**GOAL:** Find the lines that hold the word "رئیس" and return them.

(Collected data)
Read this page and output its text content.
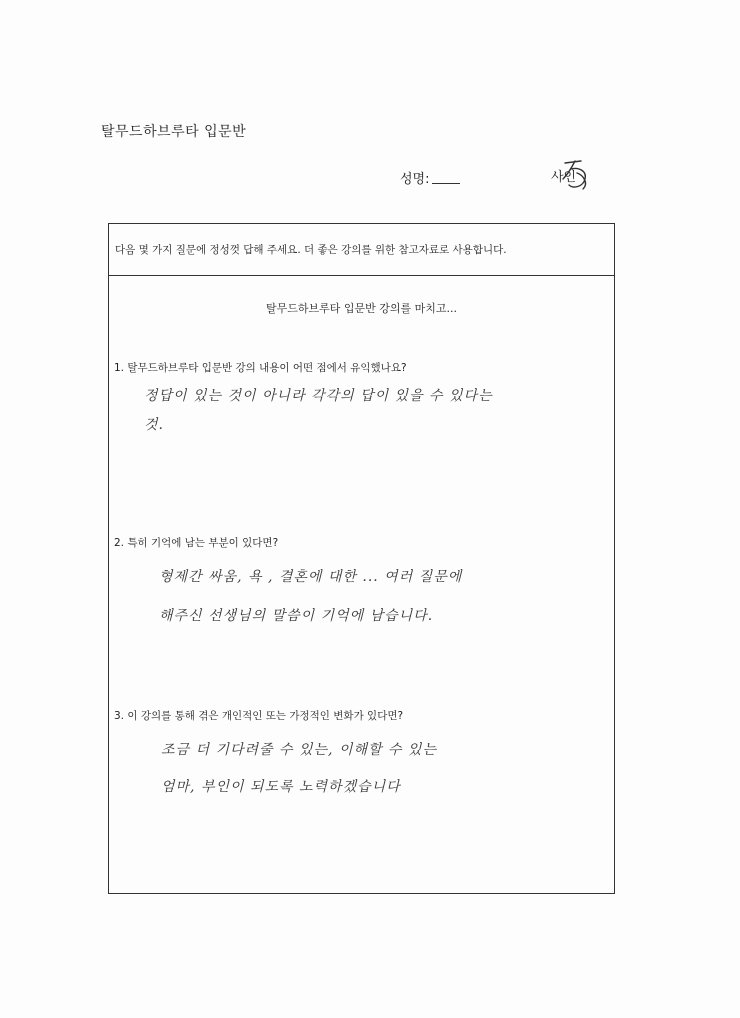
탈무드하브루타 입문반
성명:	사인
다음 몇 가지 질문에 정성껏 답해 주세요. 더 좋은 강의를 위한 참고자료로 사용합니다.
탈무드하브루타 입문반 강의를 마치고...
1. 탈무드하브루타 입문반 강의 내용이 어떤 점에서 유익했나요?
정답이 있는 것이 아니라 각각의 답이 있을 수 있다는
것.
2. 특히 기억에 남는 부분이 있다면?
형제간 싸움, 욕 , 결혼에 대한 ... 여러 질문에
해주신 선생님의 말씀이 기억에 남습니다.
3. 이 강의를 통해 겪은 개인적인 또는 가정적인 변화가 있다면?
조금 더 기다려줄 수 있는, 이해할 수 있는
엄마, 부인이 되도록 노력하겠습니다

* * *

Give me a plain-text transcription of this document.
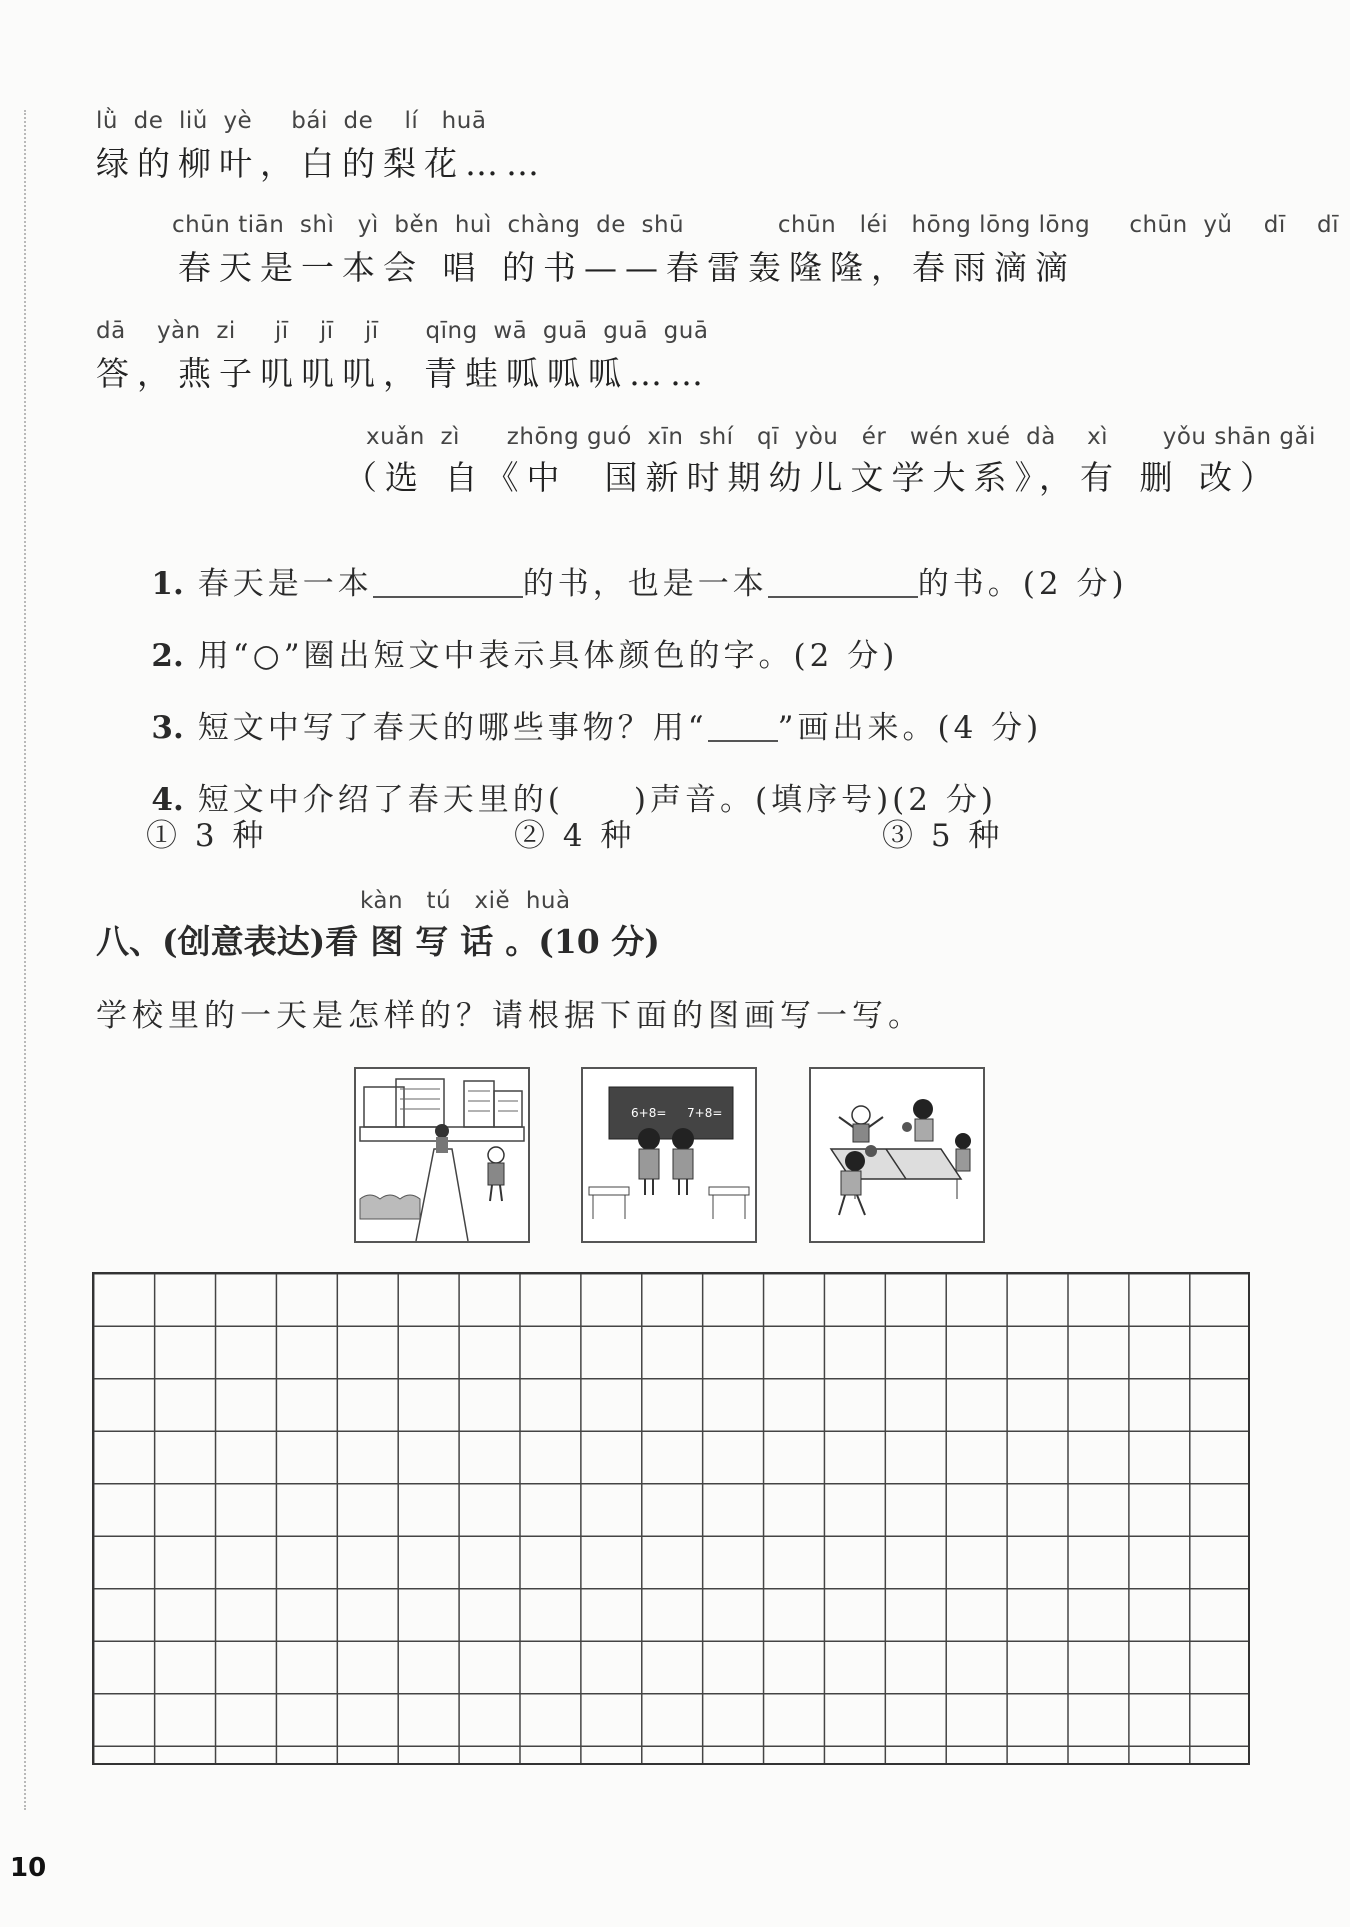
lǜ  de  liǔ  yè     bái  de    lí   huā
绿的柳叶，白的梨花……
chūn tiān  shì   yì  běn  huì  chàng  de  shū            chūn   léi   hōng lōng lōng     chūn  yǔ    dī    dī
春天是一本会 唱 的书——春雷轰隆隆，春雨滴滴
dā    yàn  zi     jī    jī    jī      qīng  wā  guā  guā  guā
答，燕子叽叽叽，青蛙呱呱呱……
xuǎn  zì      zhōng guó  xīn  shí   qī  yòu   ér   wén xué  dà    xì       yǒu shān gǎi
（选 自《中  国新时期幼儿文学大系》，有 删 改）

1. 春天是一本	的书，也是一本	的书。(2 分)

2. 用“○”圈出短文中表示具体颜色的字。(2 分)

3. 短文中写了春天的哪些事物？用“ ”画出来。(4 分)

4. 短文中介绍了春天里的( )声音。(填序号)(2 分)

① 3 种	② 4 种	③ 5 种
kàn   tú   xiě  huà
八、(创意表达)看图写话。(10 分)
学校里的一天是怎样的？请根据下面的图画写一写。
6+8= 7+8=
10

--

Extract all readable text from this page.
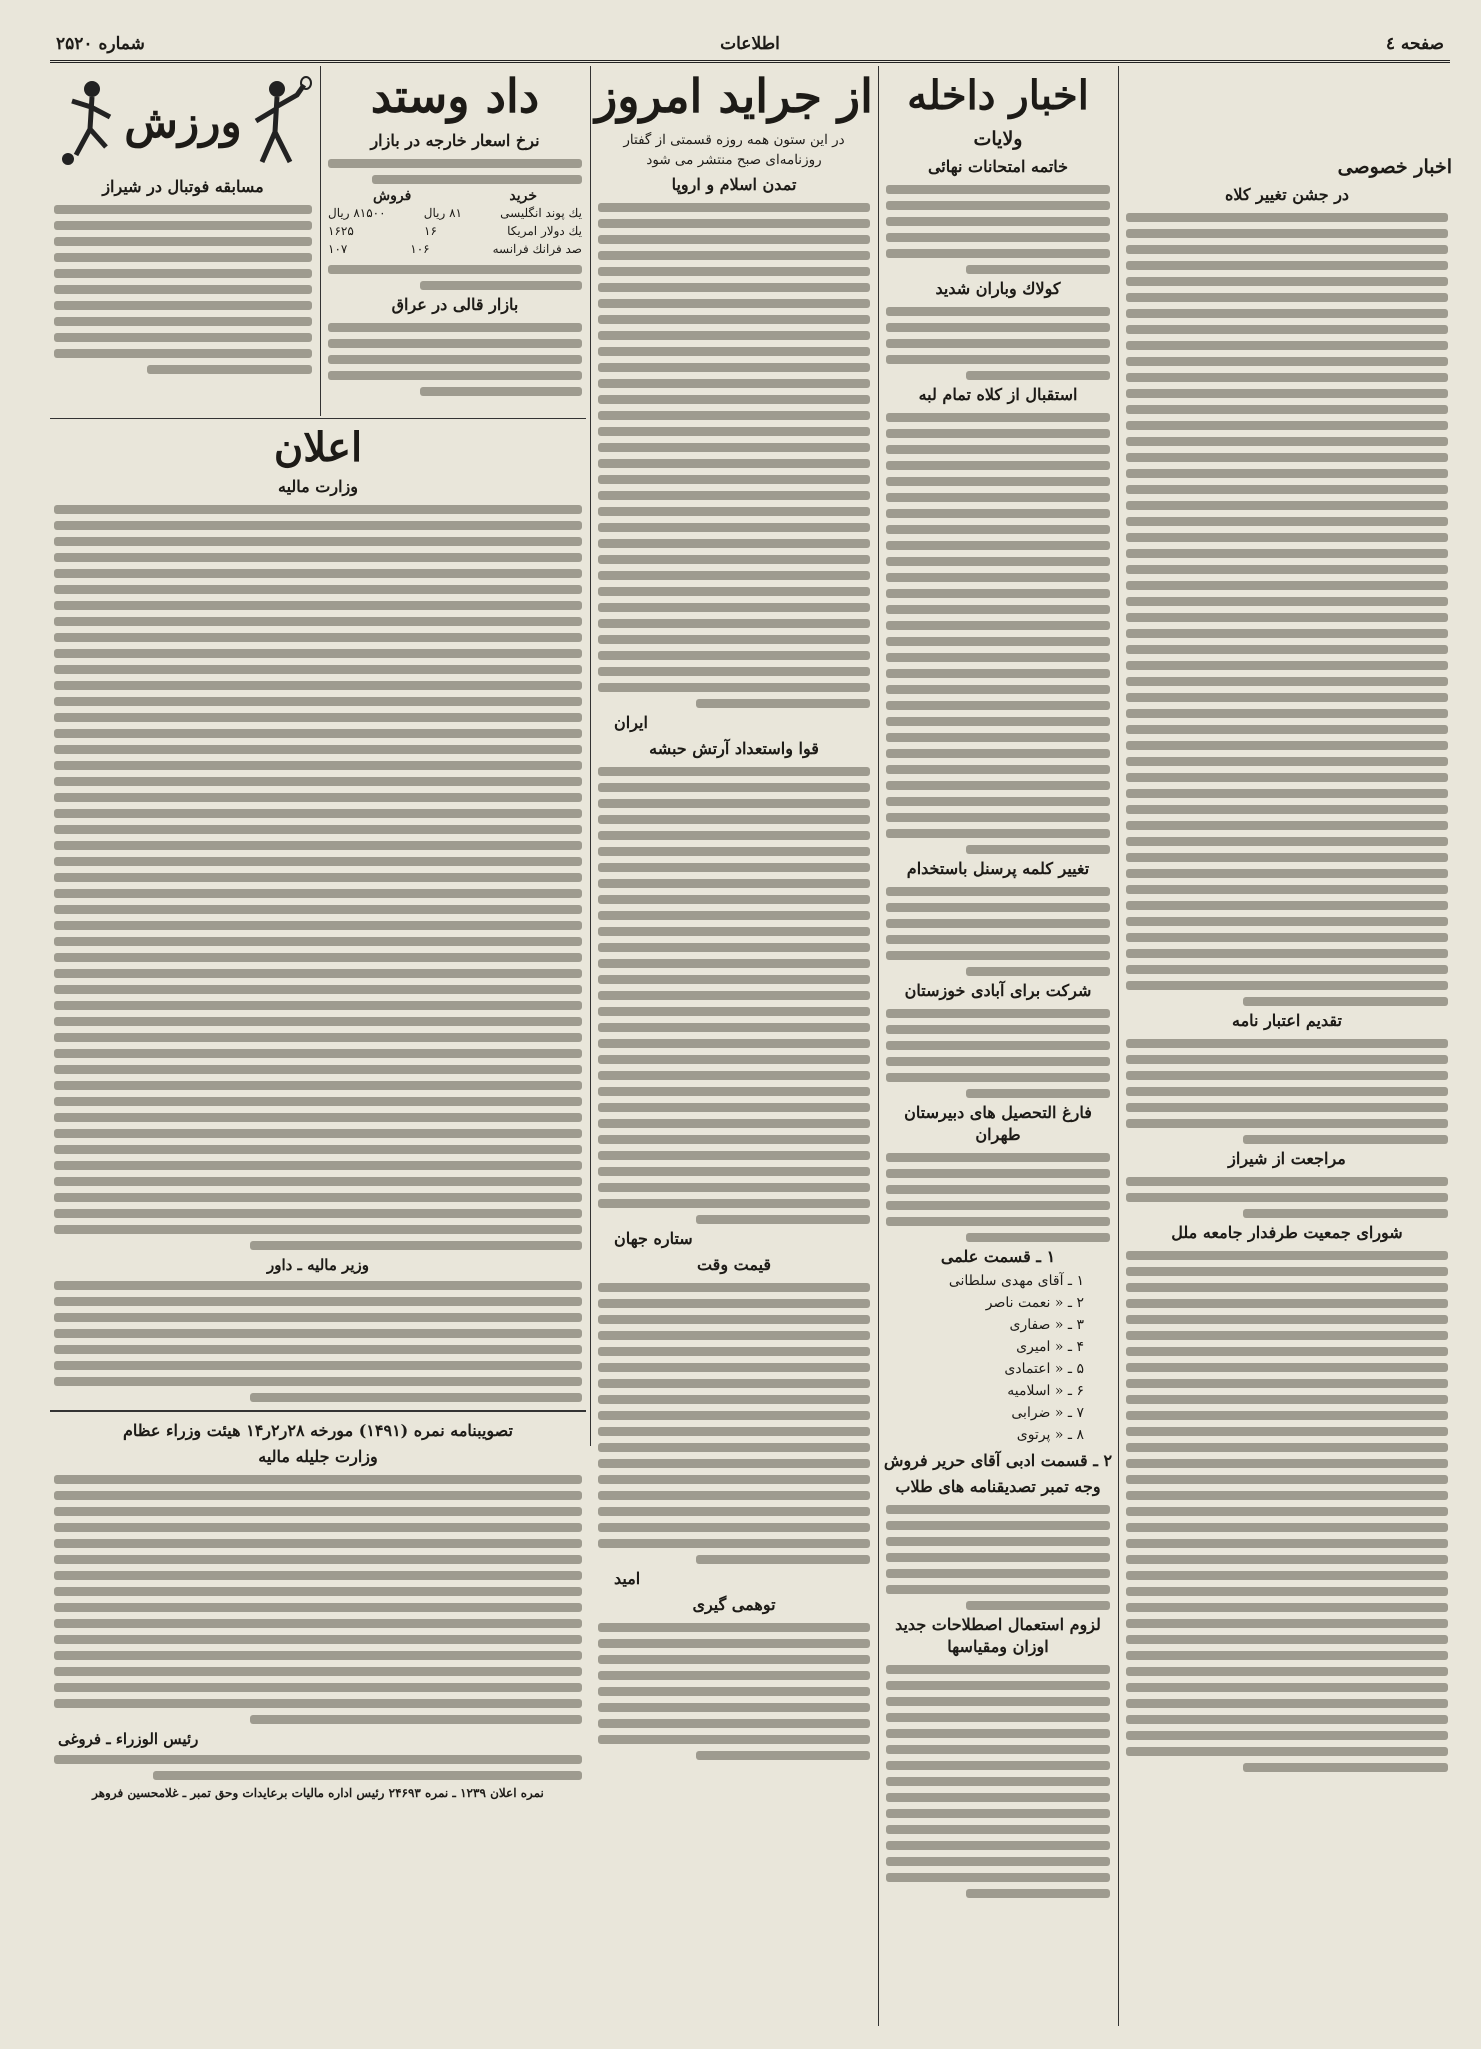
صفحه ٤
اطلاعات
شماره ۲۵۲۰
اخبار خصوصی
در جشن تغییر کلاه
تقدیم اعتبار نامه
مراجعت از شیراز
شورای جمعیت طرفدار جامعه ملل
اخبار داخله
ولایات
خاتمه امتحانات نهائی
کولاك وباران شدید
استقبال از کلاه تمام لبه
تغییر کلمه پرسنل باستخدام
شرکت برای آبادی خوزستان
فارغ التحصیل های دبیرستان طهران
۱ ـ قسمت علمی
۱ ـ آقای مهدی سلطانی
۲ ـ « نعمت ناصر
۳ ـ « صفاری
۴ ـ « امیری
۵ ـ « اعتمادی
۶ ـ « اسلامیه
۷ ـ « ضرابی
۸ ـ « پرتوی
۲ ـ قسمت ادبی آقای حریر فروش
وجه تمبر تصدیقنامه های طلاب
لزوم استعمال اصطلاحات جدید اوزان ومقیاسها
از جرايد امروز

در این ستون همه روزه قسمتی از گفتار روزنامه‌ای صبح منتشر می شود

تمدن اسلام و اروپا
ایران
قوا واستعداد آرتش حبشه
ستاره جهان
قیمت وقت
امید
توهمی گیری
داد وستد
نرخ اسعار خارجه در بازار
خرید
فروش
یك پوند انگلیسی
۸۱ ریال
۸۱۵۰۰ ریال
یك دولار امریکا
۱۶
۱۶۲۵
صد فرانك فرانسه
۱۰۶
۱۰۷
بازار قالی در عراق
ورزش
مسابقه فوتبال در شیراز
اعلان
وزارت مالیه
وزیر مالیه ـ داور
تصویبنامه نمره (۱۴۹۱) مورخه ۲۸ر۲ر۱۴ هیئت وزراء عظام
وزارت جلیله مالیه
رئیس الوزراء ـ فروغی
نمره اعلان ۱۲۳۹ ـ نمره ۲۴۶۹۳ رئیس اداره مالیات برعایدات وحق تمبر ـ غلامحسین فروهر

**ANSWER FOR THE TASK:**
رئیس الوزراء ـ فروغی
نمره اعلان ۱۲۳۹ ـ نمره ۲۴۶۹۳ رئیس اداره مالیات برعایدات وحق تمبر ـ غلامحسین فروهر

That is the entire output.